WHAT TO DO » Report the number of lines in the entries below that include the word "bằng", and nothing else.

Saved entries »
==*==
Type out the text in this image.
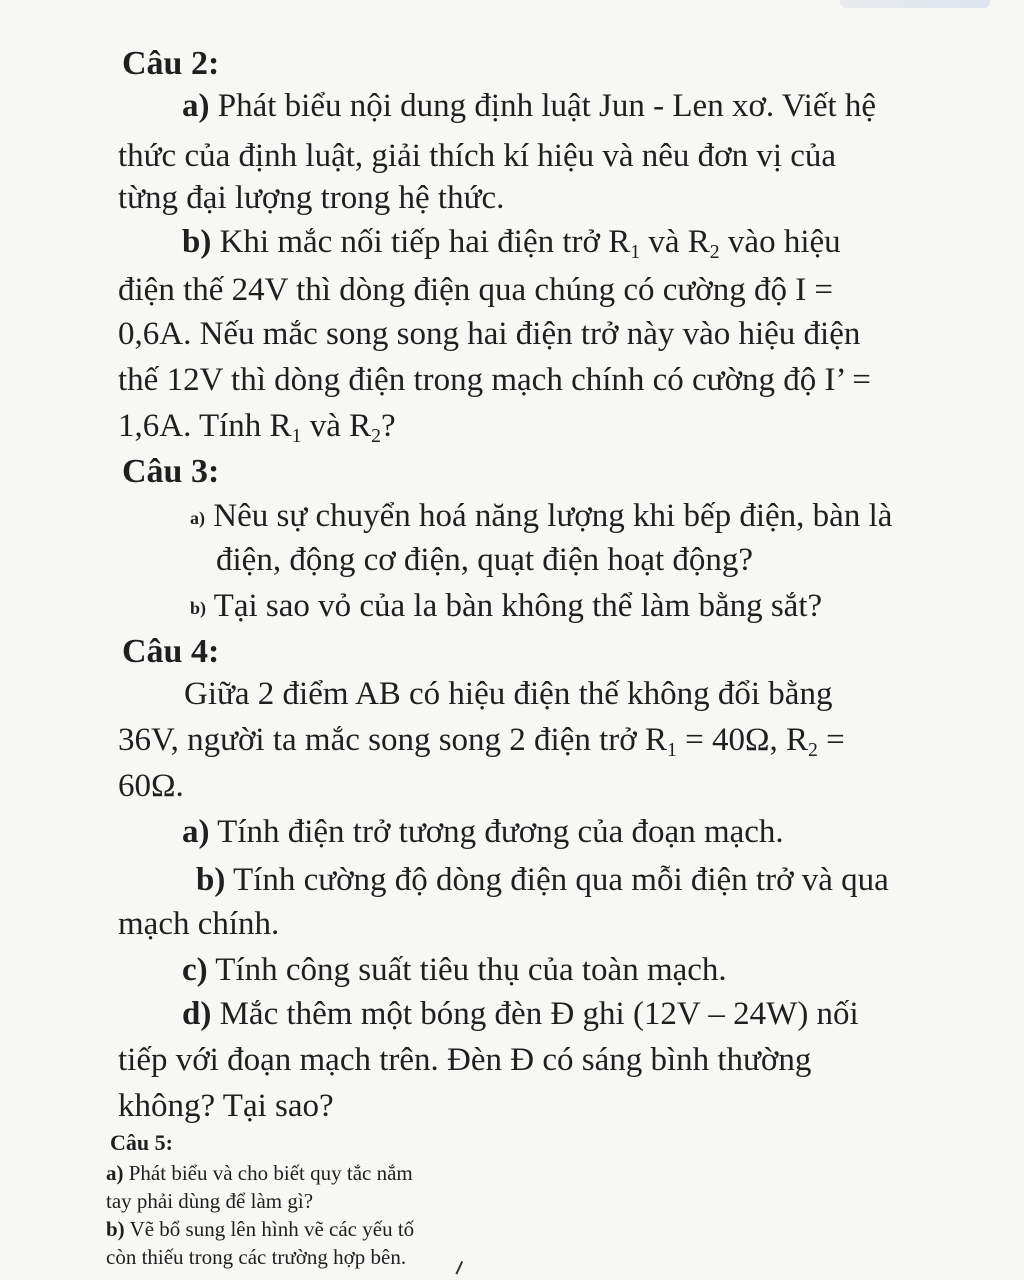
Câu 2:
a) Phát biểu nội dung định luật Jun - Len xơ. Viết hệ
thức của định luật, giải thích kí hiệu và nêu đơn vị của
từng đại lượng trong hệ thức.
b) Khi mắc nối tiếp hai điện trở $R_1$ và $R_2$ vào hiệu
điện thế 24V thì dòng điện qua chúng có cường độ I =
0,6A. Nếu mắc song song hai điện trở này vào hiệu điện
thế 12V thì dòng điện trong mạch chính có cường độ I’ =
1,6A. Tính $R_1$ và $R_2$?
Câu 3:
a) Nêu sự chuyển hoá năng lượng khi bếp điện, bàn là
điện, động cơ điện, quạt điện hoạt động?
b) Tại sao vỏ của la bàn không thể làm bằng sắt?
Câu 4:
Giữa 2 điểm AB có hiệu điện thế không đổi bằng
36V, người ta mắc song song 2 điện trở $R_1 = 40\Omega$, $R_2$ =
60Ω.
a) Tính điện trở tương đương của đoạn mạch.
b) Tính cường độ dòng điện qua mỗi điện trở và qua
mạch chính.
c) Tính công suất tiêu thụ của toàn mạch.
d) Mắc thêm một bóng đèn Đ ghi (12V – 24W) nối
tiếp với đoạn mạch trên. Đèn Đ có sáng bình thường
không? Tại sao?
Câu 5:
a) Phát biểu và cho biết quy tắc nắm
tay phải dùng để làm gì?
b) Vẽ bổ sung lên hình vẽ các yếu tố
còn thiếu trong các trường hợp bên.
==*==
THE ANSWER » 2